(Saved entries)
-- start --

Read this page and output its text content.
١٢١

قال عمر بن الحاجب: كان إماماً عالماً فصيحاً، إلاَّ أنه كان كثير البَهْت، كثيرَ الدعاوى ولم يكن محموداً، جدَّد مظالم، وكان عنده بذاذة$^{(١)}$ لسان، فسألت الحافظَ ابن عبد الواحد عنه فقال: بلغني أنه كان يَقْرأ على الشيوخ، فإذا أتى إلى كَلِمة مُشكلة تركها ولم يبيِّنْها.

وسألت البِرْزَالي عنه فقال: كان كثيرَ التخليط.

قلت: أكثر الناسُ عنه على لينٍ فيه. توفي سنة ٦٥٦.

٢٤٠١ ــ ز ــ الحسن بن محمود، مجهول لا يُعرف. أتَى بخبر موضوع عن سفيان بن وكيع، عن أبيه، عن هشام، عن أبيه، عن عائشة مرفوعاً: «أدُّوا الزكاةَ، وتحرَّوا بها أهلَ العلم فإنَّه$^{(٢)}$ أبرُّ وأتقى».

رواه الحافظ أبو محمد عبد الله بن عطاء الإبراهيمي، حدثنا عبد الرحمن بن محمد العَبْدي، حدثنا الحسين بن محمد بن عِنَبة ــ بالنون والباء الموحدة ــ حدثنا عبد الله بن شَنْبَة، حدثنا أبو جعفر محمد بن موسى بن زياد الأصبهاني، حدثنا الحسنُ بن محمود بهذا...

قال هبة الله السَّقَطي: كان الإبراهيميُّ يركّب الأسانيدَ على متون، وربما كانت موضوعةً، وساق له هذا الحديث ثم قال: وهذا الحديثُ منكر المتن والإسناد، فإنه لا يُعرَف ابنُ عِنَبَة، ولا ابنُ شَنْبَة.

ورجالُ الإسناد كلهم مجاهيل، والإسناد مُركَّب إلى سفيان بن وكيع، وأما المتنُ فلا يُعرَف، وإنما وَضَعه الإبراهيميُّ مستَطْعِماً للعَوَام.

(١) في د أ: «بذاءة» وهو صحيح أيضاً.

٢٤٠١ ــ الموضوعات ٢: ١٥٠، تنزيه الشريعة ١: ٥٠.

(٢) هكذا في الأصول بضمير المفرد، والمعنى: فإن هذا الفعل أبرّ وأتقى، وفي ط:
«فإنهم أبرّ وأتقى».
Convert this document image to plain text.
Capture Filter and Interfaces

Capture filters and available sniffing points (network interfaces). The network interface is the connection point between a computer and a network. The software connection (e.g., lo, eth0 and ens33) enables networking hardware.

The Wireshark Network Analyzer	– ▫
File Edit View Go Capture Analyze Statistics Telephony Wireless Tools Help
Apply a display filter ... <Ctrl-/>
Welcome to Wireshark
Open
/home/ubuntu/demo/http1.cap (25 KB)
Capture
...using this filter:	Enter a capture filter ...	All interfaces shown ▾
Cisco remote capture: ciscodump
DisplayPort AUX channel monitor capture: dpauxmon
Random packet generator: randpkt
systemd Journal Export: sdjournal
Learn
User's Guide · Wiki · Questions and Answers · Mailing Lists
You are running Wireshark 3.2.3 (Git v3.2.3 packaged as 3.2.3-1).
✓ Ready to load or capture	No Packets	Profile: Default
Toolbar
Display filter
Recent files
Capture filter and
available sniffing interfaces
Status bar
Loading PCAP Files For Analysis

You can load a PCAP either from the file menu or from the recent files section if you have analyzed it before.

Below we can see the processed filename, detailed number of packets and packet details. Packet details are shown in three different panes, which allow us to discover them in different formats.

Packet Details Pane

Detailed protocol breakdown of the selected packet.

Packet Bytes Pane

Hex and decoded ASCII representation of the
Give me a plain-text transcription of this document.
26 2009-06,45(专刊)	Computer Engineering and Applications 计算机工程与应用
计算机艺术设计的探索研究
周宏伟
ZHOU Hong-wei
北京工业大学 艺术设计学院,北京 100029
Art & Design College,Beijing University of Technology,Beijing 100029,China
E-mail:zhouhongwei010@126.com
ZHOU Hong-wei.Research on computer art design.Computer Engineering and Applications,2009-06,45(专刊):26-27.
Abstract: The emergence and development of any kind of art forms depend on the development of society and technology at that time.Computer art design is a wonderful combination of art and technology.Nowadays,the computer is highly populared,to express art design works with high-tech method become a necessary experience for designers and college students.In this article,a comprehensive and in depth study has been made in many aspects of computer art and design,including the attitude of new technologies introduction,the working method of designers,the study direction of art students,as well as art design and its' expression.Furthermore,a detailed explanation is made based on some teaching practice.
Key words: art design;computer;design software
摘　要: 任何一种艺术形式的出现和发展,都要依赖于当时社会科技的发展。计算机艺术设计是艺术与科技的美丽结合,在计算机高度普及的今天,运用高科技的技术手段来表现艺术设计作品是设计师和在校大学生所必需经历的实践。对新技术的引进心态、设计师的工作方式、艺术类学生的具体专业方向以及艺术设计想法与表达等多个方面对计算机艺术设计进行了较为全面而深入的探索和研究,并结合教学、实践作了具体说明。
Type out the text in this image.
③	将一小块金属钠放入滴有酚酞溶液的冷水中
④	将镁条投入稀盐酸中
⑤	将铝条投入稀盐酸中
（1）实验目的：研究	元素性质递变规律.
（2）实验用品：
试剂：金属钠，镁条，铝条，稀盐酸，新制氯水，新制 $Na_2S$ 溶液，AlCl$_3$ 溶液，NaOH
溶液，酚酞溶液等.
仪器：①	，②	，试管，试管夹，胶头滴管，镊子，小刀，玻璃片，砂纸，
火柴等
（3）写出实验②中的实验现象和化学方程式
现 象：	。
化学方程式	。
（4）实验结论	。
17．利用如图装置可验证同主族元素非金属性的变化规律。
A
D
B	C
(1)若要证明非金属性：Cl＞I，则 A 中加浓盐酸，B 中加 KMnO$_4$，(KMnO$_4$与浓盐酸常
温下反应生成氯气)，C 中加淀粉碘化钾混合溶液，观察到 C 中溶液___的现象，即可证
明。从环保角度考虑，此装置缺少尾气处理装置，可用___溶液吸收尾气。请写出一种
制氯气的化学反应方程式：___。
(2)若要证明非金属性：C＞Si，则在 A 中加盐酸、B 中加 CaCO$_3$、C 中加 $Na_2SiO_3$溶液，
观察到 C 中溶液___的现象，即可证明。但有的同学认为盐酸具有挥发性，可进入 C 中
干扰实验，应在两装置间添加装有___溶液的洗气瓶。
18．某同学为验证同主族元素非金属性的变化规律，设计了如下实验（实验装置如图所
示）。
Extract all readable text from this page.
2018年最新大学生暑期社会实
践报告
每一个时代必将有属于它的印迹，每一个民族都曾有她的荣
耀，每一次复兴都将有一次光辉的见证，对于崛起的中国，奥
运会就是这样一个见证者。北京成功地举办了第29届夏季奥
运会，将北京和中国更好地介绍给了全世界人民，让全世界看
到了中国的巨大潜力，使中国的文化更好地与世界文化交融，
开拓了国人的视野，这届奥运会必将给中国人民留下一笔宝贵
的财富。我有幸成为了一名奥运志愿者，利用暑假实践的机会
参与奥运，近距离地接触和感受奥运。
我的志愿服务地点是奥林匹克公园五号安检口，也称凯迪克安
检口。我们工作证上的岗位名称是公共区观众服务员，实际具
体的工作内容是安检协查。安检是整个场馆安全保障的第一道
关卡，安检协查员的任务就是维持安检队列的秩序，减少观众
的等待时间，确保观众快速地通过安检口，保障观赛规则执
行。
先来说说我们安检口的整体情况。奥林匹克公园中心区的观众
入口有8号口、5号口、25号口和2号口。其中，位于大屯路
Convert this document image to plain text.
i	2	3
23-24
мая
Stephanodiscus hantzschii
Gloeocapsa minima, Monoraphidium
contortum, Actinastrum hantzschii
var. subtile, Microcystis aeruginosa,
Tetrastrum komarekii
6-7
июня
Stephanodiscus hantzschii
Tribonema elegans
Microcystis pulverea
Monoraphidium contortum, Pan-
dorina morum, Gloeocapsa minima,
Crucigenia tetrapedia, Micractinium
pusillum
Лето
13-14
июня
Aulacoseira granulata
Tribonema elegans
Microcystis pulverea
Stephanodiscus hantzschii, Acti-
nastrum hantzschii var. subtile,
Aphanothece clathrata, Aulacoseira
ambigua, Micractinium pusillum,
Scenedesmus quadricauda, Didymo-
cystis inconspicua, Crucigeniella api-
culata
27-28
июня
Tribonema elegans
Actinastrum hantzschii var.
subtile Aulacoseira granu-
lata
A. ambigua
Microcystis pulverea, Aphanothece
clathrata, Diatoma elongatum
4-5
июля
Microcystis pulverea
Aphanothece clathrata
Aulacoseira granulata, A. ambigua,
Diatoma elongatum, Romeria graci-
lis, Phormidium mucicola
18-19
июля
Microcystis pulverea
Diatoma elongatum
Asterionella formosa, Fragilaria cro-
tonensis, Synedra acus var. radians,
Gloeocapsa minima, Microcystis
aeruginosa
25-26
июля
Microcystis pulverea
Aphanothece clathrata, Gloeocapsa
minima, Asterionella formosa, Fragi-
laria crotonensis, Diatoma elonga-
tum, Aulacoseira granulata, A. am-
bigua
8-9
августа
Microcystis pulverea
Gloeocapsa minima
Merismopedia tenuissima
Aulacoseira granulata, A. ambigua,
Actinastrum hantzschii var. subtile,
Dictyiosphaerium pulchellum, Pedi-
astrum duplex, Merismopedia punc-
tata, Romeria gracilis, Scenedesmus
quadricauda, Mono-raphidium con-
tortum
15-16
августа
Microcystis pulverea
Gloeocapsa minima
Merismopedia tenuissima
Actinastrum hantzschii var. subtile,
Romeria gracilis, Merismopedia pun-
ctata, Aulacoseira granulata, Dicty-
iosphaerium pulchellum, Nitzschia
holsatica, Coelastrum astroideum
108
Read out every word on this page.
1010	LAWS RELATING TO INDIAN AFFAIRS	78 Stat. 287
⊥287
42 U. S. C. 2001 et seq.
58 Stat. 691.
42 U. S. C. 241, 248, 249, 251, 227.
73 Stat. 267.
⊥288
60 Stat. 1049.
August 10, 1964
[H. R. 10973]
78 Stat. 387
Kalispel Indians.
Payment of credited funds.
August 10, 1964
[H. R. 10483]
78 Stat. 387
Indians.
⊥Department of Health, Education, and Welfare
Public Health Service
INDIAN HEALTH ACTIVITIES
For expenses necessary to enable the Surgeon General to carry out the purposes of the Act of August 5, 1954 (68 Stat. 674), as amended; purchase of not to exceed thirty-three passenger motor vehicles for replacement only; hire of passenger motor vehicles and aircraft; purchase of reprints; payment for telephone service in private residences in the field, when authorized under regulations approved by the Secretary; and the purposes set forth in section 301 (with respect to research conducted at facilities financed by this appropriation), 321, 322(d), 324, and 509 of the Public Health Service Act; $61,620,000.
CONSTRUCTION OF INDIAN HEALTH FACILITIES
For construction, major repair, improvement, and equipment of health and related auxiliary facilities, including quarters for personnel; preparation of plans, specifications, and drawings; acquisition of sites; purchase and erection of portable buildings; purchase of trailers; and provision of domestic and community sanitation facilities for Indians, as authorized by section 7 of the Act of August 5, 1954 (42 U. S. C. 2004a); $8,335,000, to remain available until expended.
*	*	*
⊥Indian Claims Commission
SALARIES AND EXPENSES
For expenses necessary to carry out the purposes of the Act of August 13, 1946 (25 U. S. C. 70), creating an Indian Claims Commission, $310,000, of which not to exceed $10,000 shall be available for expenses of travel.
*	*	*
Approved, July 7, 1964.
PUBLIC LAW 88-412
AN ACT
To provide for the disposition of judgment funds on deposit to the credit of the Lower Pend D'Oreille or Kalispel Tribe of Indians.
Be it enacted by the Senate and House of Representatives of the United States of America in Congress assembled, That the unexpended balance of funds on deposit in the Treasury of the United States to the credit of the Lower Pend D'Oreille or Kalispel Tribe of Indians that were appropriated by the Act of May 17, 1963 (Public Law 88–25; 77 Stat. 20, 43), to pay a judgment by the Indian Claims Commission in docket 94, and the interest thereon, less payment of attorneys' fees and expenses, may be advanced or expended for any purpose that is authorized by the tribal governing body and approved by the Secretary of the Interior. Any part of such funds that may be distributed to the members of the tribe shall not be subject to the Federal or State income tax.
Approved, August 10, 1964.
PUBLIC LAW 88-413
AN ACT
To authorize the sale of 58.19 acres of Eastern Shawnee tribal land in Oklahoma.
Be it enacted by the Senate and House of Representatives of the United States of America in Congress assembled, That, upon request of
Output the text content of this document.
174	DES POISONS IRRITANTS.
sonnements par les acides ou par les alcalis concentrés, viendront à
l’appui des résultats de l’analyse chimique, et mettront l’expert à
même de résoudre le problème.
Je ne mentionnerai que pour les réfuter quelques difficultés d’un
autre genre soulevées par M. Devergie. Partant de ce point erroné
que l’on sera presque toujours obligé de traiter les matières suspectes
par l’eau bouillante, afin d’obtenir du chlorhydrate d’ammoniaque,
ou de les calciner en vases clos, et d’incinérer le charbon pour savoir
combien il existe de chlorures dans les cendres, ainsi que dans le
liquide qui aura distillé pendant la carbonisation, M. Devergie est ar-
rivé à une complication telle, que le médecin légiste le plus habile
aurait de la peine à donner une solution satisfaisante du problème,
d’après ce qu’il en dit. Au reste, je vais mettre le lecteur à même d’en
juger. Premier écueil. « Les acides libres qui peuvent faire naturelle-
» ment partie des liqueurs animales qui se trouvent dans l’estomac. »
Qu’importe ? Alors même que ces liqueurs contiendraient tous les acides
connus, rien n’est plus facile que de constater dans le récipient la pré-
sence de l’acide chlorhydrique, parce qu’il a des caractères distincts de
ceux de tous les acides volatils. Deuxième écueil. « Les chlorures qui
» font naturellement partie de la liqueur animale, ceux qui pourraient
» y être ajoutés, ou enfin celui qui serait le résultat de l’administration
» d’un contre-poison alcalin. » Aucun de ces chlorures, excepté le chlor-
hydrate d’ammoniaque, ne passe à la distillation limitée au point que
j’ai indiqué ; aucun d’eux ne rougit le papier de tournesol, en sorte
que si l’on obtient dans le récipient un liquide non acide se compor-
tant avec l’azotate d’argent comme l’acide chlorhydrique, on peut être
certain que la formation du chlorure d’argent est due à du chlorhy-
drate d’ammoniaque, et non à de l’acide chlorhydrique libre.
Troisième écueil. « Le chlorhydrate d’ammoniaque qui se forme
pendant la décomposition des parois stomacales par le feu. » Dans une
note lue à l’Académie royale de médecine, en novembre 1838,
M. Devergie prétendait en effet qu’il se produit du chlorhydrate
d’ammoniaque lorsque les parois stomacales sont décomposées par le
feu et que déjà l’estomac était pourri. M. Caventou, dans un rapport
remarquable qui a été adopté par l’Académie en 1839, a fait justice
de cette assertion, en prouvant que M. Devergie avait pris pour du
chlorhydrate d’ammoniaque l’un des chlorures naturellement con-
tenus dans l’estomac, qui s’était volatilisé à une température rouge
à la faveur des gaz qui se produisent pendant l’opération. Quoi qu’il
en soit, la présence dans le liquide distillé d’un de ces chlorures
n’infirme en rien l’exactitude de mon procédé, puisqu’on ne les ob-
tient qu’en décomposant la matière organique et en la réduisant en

-- end --

Find the lines that include the string "PCAP", then copy each of them.

Loading PCAP Files For Analysis
You can load a PCAP either from the file menu or from the recent files section if you have analyzed it before.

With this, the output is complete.